→ **TASK INSTRUCTIONS**: Scan the listing below. Report each line that includes "ylabel".

Records contained in a dataset:

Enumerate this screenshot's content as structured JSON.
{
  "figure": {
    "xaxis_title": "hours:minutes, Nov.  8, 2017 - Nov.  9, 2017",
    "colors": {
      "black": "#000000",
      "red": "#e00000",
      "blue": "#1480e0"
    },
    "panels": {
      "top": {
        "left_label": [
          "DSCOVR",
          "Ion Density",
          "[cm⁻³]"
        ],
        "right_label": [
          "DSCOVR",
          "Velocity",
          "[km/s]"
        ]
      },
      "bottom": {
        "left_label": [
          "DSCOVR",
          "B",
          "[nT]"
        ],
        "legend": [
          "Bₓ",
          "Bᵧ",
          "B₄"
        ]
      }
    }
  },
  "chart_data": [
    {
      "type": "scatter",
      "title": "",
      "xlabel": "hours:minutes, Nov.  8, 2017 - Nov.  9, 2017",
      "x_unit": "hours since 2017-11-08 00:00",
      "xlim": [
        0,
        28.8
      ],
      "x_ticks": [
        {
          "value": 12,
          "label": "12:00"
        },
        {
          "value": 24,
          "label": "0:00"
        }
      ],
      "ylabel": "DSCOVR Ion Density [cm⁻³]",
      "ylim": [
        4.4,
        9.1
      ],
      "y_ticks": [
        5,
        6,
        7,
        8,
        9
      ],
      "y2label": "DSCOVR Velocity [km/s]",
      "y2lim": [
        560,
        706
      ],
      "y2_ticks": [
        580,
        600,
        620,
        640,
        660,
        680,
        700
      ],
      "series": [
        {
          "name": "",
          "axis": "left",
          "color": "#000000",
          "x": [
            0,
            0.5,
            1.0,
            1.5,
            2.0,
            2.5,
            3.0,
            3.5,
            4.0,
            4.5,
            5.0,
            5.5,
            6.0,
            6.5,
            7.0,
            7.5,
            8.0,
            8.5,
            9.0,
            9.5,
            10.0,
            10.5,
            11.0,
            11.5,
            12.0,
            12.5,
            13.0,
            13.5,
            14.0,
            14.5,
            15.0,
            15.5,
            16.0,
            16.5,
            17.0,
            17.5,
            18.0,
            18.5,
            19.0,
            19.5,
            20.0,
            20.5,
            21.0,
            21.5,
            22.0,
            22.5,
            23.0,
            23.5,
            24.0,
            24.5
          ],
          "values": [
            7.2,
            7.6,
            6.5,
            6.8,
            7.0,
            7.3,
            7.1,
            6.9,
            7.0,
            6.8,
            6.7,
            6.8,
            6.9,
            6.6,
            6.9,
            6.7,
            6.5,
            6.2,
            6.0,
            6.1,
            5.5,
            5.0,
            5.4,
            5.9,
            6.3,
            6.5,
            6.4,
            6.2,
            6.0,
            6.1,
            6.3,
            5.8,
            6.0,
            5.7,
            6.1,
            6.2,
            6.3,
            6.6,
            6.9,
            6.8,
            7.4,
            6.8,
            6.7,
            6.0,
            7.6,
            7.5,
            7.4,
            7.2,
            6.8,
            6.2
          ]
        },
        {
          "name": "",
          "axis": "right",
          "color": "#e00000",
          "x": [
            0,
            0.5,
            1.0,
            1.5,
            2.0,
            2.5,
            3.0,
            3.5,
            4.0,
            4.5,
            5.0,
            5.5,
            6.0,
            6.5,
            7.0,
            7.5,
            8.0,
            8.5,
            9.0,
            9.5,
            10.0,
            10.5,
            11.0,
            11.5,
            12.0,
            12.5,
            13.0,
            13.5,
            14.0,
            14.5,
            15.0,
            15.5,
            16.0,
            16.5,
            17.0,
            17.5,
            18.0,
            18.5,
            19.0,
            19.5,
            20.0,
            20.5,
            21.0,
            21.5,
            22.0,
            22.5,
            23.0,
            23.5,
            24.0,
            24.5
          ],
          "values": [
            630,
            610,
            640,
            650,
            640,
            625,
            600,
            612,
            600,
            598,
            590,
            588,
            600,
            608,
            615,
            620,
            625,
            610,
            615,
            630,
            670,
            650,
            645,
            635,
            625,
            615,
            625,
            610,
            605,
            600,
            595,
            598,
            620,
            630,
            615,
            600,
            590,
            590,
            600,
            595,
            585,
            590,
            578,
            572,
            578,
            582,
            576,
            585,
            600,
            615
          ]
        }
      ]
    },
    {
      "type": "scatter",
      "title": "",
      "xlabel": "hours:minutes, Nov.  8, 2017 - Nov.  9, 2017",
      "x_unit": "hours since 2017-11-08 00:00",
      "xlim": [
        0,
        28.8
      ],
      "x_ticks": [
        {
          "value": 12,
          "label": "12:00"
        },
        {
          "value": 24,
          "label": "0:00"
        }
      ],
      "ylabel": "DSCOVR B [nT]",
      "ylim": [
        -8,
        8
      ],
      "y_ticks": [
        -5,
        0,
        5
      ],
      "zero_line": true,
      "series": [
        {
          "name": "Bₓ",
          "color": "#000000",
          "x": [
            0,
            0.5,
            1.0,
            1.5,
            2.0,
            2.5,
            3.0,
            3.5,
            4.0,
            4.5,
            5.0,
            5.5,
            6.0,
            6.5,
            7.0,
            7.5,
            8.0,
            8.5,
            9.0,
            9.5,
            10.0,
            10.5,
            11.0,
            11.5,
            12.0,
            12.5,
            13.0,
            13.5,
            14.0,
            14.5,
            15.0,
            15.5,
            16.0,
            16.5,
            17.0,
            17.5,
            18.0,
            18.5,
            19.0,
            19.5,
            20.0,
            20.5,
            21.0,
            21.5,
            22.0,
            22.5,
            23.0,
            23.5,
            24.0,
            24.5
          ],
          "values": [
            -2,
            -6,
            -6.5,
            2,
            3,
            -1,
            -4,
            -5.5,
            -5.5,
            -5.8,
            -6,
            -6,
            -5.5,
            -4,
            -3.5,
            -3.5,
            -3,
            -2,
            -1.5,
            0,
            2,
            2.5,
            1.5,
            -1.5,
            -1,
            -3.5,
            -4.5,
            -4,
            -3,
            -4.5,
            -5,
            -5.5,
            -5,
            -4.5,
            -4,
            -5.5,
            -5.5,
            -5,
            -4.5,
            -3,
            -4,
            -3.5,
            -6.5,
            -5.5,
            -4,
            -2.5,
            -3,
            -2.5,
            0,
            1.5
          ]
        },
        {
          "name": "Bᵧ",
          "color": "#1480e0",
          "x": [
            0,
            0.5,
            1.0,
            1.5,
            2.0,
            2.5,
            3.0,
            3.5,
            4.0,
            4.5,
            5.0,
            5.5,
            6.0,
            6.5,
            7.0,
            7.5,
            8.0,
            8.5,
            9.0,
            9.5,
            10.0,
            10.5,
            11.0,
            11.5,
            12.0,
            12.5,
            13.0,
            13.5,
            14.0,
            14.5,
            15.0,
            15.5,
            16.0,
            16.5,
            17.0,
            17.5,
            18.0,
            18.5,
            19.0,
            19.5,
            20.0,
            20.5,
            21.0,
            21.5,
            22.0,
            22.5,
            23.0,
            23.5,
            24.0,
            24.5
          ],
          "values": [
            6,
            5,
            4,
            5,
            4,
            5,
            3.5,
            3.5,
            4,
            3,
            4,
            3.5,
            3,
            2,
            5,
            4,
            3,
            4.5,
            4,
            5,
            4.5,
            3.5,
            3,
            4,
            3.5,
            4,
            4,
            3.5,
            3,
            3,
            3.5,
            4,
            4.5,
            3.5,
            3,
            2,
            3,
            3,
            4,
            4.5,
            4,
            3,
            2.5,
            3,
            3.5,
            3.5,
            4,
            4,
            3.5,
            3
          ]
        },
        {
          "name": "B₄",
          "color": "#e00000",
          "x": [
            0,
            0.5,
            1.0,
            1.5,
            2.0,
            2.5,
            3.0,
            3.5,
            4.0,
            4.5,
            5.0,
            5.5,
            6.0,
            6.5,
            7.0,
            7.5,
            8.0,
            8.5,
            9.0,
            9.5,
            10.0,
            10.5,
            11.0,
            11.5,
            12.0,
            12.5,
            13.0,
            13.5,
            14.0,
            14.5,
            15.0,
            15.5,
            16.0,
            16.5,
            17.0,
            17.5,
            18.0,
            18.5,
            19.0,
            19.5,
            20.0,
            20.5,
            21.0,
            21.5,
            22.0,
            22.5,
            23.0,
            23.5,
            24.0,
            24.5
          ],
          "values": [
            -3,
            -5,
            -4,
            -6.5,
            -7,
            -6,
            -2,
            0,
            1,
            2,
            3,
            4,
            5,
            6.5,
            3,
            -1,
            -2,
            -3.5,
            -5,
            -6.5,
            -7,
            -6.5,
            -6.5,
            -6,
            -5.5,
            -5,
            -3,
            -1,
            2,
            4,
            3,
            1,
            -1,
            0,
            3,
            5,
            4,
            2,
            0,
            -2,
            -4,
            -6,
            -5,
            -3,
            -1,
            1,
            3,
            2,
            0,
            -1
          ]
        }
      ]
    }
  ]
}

→ **RESPONSE TO THIS EXERCISE**:
      "ylabel": "DSCOVR Ion Density [cm⁻³]",
      "ylabel": "DSCOVR B [nT]",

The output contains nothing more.